>>>

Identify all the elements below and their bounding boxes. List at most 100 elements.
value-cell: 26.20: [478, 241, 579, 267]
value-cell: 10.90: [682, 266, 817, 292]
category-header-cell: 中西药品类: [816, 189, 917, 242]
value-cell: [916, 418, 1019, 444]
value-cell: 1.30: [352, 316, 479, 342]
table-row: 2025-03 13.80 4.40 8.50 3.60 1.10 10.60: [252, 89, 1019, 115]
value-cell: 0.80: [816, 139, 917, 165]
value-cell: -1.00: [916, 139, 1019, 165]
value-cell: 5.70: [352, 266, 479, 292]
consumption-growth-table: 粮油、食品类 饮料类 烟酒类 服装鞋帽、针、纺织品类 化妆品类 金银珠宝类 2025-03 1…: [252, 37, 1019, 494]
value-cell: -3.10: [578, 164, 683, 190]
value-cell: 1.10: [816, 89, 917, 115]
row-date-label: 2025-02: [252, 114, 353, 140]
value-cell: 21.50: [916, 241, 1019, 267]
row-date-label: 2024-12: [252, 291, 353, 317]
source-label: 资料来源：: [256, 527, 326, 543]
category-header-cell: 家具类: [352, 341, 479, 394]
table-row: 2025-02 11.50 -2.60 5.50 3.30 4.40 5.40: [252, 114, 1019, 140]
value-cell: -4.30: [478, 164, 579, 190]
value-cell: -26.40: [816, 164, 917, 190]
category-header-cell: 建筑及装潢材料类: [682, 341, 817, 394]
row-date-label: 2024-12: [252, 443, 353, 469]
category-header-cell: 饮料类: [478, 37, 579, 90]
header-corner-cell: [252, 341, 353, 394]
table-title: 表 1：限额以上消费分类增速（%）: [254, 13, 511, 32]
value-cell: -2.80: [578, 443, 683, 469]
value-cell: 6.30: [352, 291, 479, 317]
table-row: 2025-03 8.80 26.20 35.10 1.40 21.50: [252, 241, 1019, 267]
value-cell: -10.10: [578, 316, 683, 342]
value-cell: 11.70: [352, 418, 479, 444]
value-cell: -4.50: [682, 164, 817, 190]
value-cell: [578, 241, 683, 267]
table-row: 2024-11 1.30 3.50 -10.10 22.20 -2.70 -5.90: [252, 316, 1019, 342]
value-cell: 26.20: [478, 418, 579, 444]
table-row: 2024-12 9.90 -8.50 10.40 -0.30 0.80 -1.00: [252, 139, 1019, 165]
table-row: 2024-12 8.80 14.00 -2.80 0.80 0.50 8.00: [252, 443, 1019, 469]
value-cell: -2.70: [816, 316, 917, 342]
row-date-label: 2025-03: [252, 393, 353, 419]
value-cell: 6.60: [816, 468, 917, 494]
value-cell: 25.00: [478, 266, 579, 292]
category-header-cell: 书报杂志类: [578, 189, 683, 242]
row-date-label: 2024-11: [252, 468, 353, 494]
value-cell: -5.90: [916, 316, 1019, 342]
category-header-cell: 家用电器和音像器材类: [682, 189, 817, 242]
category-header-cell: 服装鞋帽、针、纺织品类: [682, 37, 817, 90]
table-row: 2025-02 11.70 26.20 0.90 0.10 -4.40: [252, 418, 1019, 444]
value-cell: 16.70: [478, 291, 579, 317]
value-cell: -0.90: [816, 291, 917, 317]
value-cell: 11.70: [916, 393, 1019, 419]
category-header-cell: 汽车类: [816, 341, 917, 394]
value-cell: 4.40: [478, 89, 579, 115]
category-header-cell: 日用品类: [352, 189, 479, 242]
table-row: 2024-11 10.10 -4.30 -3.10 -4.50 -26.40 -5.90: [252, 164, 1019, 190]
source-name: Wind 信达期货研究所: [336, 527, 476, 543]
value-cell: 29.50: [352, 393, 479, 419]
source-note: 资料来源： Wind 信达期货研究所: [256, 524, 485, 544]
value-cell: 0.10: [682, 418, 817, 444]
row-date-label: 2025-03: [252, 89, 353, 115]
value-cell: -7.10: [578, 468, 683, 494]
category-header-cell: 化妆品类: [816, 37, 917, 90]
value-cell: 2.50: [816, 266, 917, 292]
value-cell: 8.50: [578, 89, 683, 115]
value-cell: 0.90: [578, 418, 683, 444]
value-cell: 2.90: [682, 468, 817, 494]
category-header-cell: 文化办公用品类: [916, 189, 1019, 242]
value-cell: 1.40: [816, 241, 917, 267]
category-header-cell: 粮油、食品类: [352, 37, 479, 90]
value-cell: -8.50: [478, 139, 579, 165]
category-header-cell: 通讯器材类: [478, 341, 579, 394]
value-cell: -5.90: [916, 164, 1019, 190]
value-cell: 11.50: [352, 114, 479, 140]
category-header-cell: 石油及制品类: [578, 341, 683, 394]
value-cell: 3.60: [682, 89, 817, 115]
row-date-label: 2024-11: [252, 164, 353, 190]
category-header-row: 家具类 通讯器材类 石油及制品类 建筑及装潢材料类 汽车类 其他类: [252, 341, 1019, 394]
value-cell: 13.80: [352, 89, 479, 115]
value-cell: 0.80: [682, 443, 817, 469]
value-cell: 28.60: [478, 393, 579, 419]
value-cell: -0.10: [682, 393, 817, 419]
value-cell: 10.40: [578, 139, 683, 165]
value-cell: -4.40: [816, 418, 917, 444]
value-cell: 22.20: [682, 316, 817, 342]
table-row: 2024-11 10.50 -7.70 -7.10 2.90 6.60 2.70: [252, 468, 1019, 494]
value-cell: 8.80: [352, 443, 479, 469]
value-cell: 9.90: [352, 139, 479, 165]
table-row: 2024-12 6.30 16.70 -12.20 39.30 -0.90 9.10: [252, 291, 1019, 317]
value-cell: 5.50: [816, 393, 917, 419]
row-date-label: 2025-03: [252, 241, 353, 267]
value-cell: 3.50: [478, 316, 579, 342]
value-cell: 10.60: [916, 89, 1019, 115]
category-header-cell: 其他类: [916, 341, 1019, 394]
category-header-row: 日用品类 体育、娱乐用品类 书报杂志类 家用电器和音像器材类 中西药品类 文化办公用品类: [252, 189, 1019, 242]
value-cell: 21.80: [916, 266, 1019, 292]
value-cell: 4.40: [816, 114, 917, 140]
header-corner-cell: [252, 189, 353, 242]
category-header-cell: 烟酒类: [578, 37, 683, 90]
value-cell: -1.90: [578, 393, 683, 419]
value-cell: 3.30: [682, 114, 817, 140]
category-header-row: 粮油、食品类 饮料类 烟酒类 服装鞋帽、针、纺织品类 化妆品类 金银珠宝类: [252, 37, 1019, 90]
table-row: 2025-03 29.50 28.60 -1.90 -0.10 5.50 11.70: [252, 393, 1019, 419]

<<<

• [Problem]: Return every item above, reproducing each line unchanged and in its original order.

• [Result for this task]:
Identify all the elements below and their bounding boxes. List at most 100 elements.
value-cell: 26.20: [478, 241, 579, 267]
value-cell: 10.90: [682, 266, 817, 292]
category-header-cell: 中西药品类: [816, 189, 917, 242]
value-cell: [916, 418, 1019, 444]
value-cell: 1.30: [352, 316, 479, 342]
table-row: 2025-03 13.80 4.40 8.50 3.60 1.10 10.60: [252, 89, 1019, 115]
value-cell: 0.80: [816, 139, 917, 165]
value-cell: -1.00: [916, 139, 1019, 165]
value-cell: 5.70: [352, 266, 479, 292]
consumption-growth-table: 粮油、食品类 饮料类 烟酒类 服装鞋帽、针、纺织品类 化妆品类 金银珠宝类 2025-03 1…: [252, 37, 1019, 494]
value-cell: -3.10: [578, 164, 683, 190]
value-cell: 1.10: [816, 89, 917, 115]
row-date-label: 2025-02: [252, 114, 353, 140]
value-cell: 21.50: [916, 241, 1019, 267]
row-date-label: 2024-12: [252, 291, 353, 317]
source-label: 资料来源：: [256, 527, 326, 543]
category-header-cell: 家具类: [352, 341, 479, 394]
table-row: 2025-02 11.50 -2.60 5.50 3.30 4.40 5.40: [252, 114, 1019, 140]
value-cell: -4.30: [478, 164, 579, 190]
value-cell: -26.40: [816, 164, 917, 190]
category-header-cell: 建筑及装潢材料类: [682, 341, 817, 394]
row-date-label: 2024-12: [252, 443, 353, 469]
category-header-cell: 饮料类: [478, 37, 579, 90]
header-corner-cell: [252, 341, 353, 394]
table-title: 表 1：限额以上消费分类增速（%）: [254, 13, 511, 32]
value-cell: -2.80: [578, 443, 683, 469]
value-cell: 6.30: [352, 291, 479, 317]
table-row: 2025-03 8.80 26.20 35.10 1.40 21.50: [252, 241, 1019, 267]
value-cell: -10.10: [578, 316, 683, 342]
value-cell: 11.70: [352, 418, 479, 444]
value-cell: -4.50: [682, 164, 817, 190]
value-cell: [578, 241, 683, 267]
table-row: 2024-11 1.30 3.50 -10.10 22.20 -2.70 -5.90: [252, 316, 1019, 342]
value-cell: 26.20: [478, 418, 579, 444]
table-row: 2024-12 9.90 -8.50 10.40 -0.30 0.80 -1.00: [252, 139, 1019, 165]
table-row: 2024-12 8.80 14.00 -2.80 0.80 0.50 8.00: [252, 443, 1019, 469]
value-cell: -2.70: [816, 316, 917, 342]
row-date-label: 2025-03: [252, 393, 353, 419]
value-cell: 6.60: [816, 468, 917, 494]
value-cell: 25.00: [478, 266, 579, 292]
category-header-cell: 书报杂志类: [578, 189, 683, 242]
row-date-label: 2024-11: [252, 468, 353, 494]
value-cell: -5.90: [916, 316, 1019, 342]
category-header-cell: 家用电器和音像器材类: [682, 189, 817, 242]
category-header-cell: 服装鞋帽、针、纺织品类: [682, 37, 817, 90]
table-row: 2025-02 11.70 26.20 0.90 0.10 -4.40: [252, 418, 1019, 444]
value-cell: 16.70: [478, 291, 579, 317]
value-cell: -0.90: [816, 291, 917, 317]
value-cell: 11.70: [916, 393, 1019, 419]
category-header-cell: 汽车类: [816, 341, 917, 394]
value-cell: 4.40: [478, 89, 579, 115]
category-header-cell: 日用品类: [352, 189, 479, 242]
table-row: 2024-11 10.10 -4.30 -3.10 -4.50 -26.40 -5.90: [252, 164, 1019, 190]
source-name: Wind 信达期货研究所: [336, 527, 476, 543]
value-cell: 29.50: [352, 393, 479, 419]
source-note: 资料来源： Wind 信达期货研究所: [256, 524, 485, 544]
value-cell: 0.10: [682, 418, 817, 444]
row-date-label: 2025-03: [252, 89, 353, 115]
value-cell: -7.10: [578, 468, 683, 494]
category-header-cell: 化妆品类: [816, 37, 917, 90]
value-cell: 2.50: [816, 266, 917, 292]
value-cell: 8.50: [578, 89, 683, 115]
value-cell: 0.90: [578, 418, 683, 444]
value-cell: 2.90: [682, 468, 817, 494]
category-header-cell: 文化办公用品类: [916, 189, 1019, 242]
value-cell: 1.40: [816, 241, 917, 267]
category-header-cell: 粮油、食品类: [352, 37, 479, 90]
value-cell: -8.50: [478, 139, 579, 165]
category-header-cell: 通讯器材类: [478, 341, 579, 394]
value-cell: -5.90: [916, 164, 1019, 190]
value-cell: 11.50: [352, 114, 479, 140]
category-header-cell: 石油及制品类: [578, 341, 683, 394]
value-cell: 3.60: [682, 89, 817, 115]
row-date-label: 2024-11: [252, 164, 353, 190]
category-header-row: 家具类 通讯器材类 石油及制品类 建筑及装潢材料类 汽车类 其他类: [252, 341, 1019, 394]
value-cell: 13.80: [352, 89, 479, 115]
value-cell: 0.80: [682, 443, 817, 469]
value-cell: 28.60: [478, 393, 579, 419]
value-cell: -0.10: [682, 393, 817, 419]
value-cell: 10.40: [578, 139, 683, 165]
value-cell: -4.40: [816, 418, 917, 444]
value-cell: 22.20: [682, 316, 817, 342]
table-row: 2024-11 10.50 -7.70 -7.10 2.90 6.60 2.70: [252, 468, 1019, 494]
value-cell: 8.80: [352, 443, 479, 469]
value-cell: 9.90: [352, 139, 479, 165]
table-row: 2024-12 6.30 16.70 -12.20 39.30 -0.90 9.10: [252, 291, 1019, 317]
value-cell: 5.50: [816, 393, 917, 419]
row-date-label: 2025-03: [252, 241, 353, 267]
value-cell: 3.50: [478, 316, 579, 342]
value-cell: 10.60: [916, 89, 1019, 115]
category-header-cell: 其他类: [916, 341, 1019, 394]
category-header-row: 日用品类 体育、娱乐用品类 书报杂志类 家用电器和音像器材类 中西药品类 文化办公用品类: [252, 189, 1019, 242]
value-cell: 21.80: [916, 266, 1019, 292]
value-cell: 4.40: [816, 114, 917, 140]
header-corner-cell: [252, 189, 353, 242]
category-header-cell: 烟酒类: [578, 37, 683, 90]
value-cell: -1.90: [578, 393, 683, 419]
value-cell: 3.30: [682, 114, 817, 140]
category-header-row: 粮油、食品类 饮料类 烟酒类 服装鞋帽、针、纺织品类 化妆品类 金银珠宝类: [252, 37, 1019, 90]
table-row: 2025-03 29.50 28.60 -1.90 -0.10 5.50 11.70: [252, 393, 1019, 419]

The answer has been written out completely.